• What you need to do: Print the listing that follows, character for character.

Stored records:
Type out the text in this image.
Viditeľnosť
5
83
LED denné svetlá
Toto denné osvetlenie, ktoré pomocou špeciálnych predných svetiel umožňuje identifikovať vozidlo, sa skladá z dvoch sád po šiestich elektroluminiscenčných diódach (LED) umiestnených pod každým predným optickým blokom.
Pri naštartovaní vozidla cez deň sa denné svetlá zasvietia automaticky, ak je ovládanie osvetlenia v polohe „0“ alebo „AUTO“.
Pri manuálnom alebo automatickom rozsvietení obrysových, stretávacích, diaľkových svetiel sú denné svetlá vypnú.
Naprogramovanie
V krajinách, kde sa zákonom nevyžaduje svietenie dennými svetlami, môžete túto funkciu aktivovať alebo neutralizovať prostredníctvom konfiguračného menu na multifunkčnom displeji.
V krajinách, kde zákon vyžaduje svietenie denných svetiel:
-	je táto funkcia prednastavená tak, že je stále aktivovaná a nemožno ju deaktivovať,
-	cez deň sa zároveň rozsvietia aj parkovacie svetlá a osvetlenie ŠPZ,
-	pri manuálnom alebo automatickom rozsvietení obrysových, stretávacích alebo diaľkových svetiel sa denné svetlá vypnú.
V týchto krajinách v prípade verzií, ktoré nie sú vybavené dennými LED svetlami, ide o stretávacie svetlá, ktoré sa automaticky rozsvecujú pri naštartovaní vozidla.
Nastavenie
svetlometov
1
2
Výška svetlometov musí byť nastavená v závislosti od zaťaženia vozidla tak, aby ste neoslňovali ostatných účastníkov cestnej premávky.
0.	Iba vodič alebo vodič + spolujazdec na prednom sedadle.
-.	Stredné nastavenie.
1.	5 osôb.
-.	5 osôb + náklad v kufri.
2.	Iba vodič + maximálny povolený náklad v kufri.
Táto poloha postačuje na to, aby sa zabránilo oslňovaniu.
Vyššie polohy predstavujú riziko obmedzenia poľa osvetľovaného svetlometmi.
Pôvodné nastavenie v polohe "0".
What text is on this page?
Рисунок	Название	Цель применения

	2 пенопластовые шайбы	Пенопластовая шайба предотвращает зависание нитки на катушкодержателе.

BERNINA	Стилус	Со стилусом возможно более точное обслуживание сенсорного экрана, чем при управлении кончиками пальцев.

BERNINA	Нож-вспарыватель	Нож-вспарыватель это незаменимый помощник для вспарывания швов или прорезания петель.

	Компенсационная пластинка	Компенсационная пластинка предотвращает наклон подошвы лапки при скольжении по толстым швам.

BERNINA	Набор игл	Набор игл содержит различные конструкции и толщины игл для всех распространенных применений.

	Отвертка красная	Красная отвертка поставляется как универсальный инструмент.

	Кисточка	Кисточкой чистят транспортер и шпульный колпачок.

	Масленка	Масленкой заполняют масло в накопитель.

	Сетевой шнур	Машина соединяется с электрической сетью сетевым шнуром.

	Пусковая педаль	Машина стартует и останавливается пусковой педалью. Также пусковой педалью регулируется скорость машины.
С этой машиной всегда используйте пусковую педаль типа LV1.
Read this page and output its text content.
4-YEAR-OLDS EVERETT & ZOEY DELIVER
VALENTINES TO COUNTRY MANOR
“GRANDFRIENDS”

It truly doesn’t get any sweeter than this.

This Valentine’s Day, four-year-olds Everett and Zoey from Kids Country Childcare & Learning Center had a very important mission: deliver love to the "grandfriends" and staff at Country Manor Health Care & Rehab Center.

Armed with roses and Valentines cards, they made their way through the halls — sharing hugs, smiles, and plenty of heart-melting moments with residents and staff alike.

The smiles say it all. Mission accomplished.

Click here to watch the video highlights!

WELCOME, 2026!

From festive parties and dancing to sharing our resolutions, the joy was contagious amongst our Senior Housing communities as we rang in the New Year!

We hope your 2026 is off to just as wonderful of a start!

• Response to this task:
Type out the text in this image.
Viditeľnosť
5
83
LED denné svetlá
Toto denné osvetlenie, ktoré pomocou špeciálnych predných svetiel umožňuje identifikovať vozidlo, sa skladá z dvoch sád po šiestich elektroluminiscenčných diódach (LED) umiestnených pod každým predným optickým blokom.
Pri naštartovaní vozidla cez deň sa denné svetlá zasvietia automaticky, ak je ovládanie osvetlenia v polohe „0“ alebo „AUTO“.
Pri manuálnom alebo automatickom rozsvietení obrysových, stretávacích, diaľkových svetiel sú denné svetlá vypnú.
Naprogramovanie
V krajinách, kde sa zákonom nevyžaduje svietenie dennými svetlami, môžete túto funkciu aktivovať alebo neutralizovať prostredníctvom konfiguračného menu na multifunkčnom displeji.
V krajinách, kde zákon vyžaduje svietenie denných svetiel:
-	je táto funkcia prednastavená tak, že je stále aktivovaná a nemožno ju deaktivovať,
-	cez deň sa zároveň rozsvietia aj parkovacie svetlá a osvetlenie ŠPZ,
-	pri manuálnom alebo automatickom rozsvietení obrysových, stretávacích alebo diaľkových svetiel sa denné svetlá vypnú.
V týchto krajinách v prípade verzií, ktoré nie sú vybavené dennými LED svetlami, ide o stretávacie svetlá, ktoré sa automaticky rozsvecujú pri naštartovaní vozidla.
Nastavenie
svetlometov
1
2
Výška svetlometov musí byť nastavená v závislosti od zaťaženia vozidla tak, aby ste neoslňovali ostatných účastníkov cestnej premávky.
0.	Iba vodič alebo vodič + spolujazdec na prednom sedadle.
-.	Stredné nastavenie.
1.	5 osôb.
-.	5 osôb + náklad v kufri.
2.	Iba vodič + maximálny povolený náklad v kufri.
Táto poloha postačuje na to, aby sa zabránilo oslňovaniu.
Vyššie polohy predstavujú riziko obmedzenia poľa osvetľovaného svetlometmi.
Pôvodné nastavenie v polohe "0".
What text is on this page?
Рисунок	Название	Цель применения

	2 пенопластовые шайбы	Пенопластовая шайба предотвращает зависание нитки на катушкодержателе.

BERNINA	Стилус	Со стилусом возможно более точное обслуживание сенсорного экрана, чем при управлении кончиками пальцев.

BERNINA	Нож-вспарыватель	Нож-вспарыватель это незаменимый помощник для вспарывания швов или прорезания петель.

	Компенсационная пластинка	Компенсационная пластинка предотвращает наклон подошвы лапки при скольжении по толстым швам.

BERNINA	Набор игл	Набор игл содержит различные конструкции и толщины игл для всех распространенных применений.

	Отвертка красная	Красная отвертка поставляется как универсальный инструмент.

	Кисточка	Кисточкой чистят транспортер и шпульный колпачок.

	Масленка	Масленкой заполняют масло в накопитель.

	Сетевой шнур	Машина соединяется с электрической сетью сетевым шнуром.

	Пусковая педаль	Машина стартует и останавливается пусковой педалью. Также пусковой педалью регулируется скорость машины.
С этой машиной всегда используйте пусковую педаль типа LV1.
Read this page and output its text content.
4-YEAR-OLDS EVERETT & ZOEY DELIVER
VALENTINES TO COUNTRY MANOR
“GRANDFRIENDS”

It truly doesn’t get any sweeter than this.

This Valentine’s Day, four-year-olds Everett and Zoey from Kids Country Childcare & Learning Center had a very important mission: deliver love to the "grandfriends" and staff at Country Manor Health Care & Rehab Center.

Armed with roses and Valentines cards, they made their way through the halls — sharing hugs, smiles, and plenty of heart-melting moments with residents and staff alike.

The smiles say it all. Mission accomplished.

Click here to watch the video highlights!

WELCOME, 2026!

From festive parties and dancing to sharing our resolutions, the joy was contagious amongst our Senior Housing communities as we rang in the New Year!

We hope your 2026 is off to just as wonderful of a start!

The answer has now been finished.